(Collection entries)
_ _ _
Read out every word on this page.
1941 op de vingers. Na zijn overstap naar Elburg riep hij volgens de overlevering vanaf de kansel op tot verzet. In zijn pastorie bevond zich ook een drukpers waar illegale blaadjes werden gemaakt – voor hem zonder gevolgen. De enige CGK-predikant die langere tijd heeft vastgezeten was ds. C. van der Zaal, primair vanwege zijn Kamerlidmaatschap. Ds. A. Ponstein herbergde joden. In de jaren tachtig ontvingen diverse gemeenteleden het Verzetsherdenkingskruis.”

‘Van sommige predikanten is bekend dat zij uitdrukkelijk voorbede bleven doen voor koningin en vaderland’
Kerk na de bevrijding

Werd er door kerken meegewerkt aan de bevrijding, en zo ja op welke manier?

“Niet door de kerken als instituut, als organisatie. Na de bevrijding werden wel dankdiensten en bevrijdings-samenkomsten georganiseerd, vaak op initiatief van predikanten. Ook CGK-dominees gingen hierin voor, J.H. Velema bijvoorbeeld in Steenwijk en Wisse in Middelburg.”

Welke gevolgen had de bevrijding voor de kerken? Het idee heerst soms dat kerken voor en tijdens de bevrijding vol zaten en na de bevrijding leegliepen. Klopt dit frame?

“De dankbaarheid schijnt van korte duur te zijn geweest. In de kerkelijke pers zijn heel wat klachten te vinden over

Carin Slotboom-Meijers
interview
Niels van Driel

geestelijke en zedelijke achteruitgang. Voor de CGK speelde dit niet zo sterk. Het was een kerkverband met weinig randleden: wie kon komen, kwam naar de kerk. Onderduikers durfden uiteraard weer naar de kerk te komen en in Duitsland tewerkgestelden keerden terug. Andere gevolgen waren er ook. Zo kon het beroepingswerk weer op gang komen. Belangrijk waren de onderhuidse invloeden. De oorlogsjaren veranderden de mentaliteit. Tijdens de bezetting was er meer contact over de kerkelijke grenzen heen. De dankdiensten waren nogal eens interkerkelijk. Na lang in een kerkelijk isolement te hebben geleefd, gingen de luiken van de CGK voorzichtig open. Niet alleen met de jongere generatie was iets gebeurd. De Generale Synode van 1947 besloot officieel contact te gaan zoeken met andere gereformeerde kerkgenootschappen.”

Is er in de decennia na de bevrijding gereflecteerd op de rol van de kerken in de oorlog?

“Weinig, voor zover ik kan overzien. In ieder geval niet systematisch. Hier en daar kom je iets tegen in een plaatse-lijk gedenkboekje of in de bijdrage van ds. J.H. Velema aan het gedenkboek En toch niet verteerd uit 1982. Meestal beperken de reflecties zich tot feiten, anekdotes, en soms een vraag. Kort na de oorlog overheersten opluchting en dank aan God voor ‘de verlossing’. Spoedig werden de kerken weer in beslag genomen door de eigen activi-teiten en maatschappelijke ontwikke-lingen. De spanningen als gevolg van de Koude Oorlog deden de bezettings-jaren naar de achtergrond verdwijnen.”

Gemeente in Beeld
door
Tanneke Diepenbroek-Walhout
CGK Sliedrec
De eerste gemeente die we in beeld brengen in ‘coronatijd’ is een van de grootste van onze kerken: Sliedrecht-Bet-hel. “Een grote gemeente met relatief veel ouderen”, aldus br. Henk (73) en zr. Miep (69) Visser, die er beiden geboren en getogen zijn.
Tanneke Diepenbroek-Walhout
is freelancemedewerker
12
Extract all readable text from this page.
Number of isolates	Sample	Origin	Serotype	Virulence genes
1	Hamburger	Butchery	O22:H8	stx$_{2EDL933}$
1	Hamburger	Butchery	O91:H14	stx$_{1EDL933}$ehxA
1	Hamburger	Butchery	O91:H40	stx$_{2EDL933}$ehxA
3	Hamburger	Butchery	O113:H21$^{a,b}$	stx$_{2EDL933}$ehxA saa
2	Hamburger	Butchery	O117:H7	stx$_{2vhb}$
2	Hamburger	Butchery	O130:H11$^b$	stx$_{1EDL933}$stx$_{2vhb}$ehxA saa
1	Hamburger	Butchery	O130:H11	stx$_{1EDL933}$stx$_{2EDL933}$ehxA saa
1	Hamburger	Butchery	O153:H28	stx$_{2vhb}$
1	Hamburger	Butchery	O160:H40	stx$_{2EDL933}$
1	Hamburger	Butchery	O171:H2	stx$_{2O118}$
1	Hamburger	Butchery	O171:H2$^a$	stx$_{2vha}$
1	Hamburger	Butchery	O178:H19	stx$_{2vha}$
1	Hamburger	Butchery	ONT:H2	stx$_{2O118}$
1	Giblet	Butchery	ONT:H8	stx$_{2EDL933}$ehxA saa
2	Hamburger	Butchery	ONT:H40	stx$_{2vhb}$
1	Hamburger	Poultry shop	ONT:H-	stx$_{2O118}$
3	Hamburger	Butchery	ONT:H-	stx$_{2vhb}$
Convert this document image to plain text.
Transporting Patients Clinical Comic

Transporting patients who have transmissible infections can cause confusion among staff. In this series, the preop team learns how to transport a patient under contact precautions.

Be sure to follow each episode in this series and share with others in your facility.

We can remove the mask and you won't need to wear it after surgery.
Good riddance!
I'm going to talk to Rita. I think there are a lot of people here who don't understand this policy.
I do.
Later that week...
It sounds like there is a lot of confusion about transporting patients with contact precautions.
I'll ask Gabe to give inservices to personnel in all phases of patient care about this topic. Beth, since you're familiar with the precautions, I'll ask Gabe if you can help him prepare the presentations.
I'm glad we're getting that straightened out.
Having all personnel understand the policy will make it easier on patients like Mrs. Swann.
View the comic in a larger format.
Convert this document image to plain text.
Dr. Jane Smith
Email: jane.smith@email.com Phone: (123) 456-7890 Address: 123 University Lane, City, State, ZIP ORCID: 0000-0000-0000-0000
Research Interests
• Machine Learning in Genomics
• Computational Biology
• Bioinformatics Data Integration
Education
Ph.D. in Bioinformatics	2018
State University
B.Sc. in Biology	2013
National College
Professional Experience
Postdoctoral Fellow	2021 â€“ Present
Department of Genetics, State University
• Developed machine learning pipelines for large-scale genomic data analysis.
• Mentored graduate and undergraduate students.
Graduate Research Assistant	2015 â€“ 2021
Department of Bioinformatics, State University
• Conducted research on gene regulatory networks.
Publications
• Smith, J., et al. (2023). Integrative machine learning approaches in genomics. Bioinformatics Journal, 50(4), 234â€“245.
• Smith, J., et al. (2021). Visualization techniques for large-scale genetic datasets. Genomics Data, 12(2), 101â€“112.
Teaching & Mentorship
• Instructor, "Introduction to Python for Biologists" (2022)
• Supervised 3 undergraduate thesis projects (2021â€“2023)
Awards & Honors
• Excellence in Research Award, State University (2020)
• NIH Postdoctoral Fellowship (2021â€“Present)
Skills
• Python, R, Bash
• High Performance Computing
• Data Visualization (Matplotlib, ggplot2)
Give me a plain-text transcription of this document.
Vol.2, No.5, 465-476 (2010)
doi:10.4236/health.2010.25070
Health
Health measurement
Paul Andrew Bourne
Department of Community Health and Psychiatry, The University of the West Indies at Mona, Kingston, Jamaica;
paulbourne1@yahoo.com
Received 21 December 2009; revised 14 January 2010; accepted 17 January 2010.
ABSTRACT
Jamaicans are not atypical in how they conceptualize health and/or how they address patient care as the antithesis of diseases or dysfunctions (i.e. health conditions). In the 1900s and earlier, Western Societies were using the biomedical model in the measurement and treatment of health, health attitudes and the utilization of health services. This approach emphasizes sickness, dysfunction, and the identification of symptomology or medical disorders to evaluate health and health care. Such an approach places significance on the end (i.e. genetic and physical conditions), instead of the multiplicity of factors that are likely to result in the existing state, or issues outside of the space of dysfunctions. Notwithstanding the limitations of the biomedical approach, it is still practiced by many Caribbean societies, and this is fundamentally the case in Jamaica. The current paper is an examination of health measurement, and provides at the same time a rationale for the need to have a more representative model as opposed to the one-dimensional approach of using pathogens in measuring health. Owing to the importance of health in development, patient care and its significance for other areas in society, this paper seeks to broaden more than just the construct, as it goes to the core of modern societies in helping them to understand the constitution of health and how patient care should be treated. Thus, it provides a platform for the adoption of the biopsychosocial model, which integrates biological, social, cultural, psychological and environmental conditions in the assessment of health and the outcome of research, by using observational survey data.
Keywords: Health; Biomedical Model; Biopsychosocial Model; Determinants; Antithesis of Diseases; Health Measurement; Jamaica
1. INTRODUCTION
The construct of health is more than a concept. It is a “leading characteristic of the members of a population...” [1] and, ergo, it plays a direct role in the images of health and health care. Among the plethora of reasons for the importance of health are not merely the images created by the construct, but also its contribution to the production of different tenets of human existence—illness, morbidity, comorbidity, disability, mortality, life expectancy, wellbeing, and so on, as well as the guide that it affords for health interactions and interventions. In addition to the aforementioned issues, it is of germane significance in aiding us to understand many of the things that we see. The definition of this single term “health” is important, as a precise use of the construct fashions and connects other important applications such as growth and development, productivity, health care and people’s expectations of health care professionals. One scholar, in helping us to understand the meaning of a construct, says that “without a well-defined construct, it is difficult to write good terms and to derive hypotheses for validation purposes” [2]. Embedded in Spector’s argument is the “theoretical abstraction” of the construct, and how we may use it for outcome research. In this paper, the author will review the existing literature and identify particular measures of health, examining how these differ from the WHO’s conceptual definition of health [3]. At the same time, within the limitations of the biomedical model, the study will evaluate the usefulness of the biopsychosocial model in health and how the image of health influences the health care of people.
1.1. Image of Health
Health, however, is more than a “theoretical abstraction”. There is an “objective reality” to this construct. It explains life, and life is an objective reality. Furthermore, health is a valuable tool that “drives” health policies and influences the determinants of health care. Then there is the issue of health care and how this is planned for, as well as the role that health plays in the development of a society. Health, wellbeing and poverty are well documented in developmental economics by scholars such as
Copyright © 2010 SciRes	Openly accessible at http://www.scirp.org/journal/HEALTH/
_ _ _
Respond with only the number of lines in the data that include the string "there".

3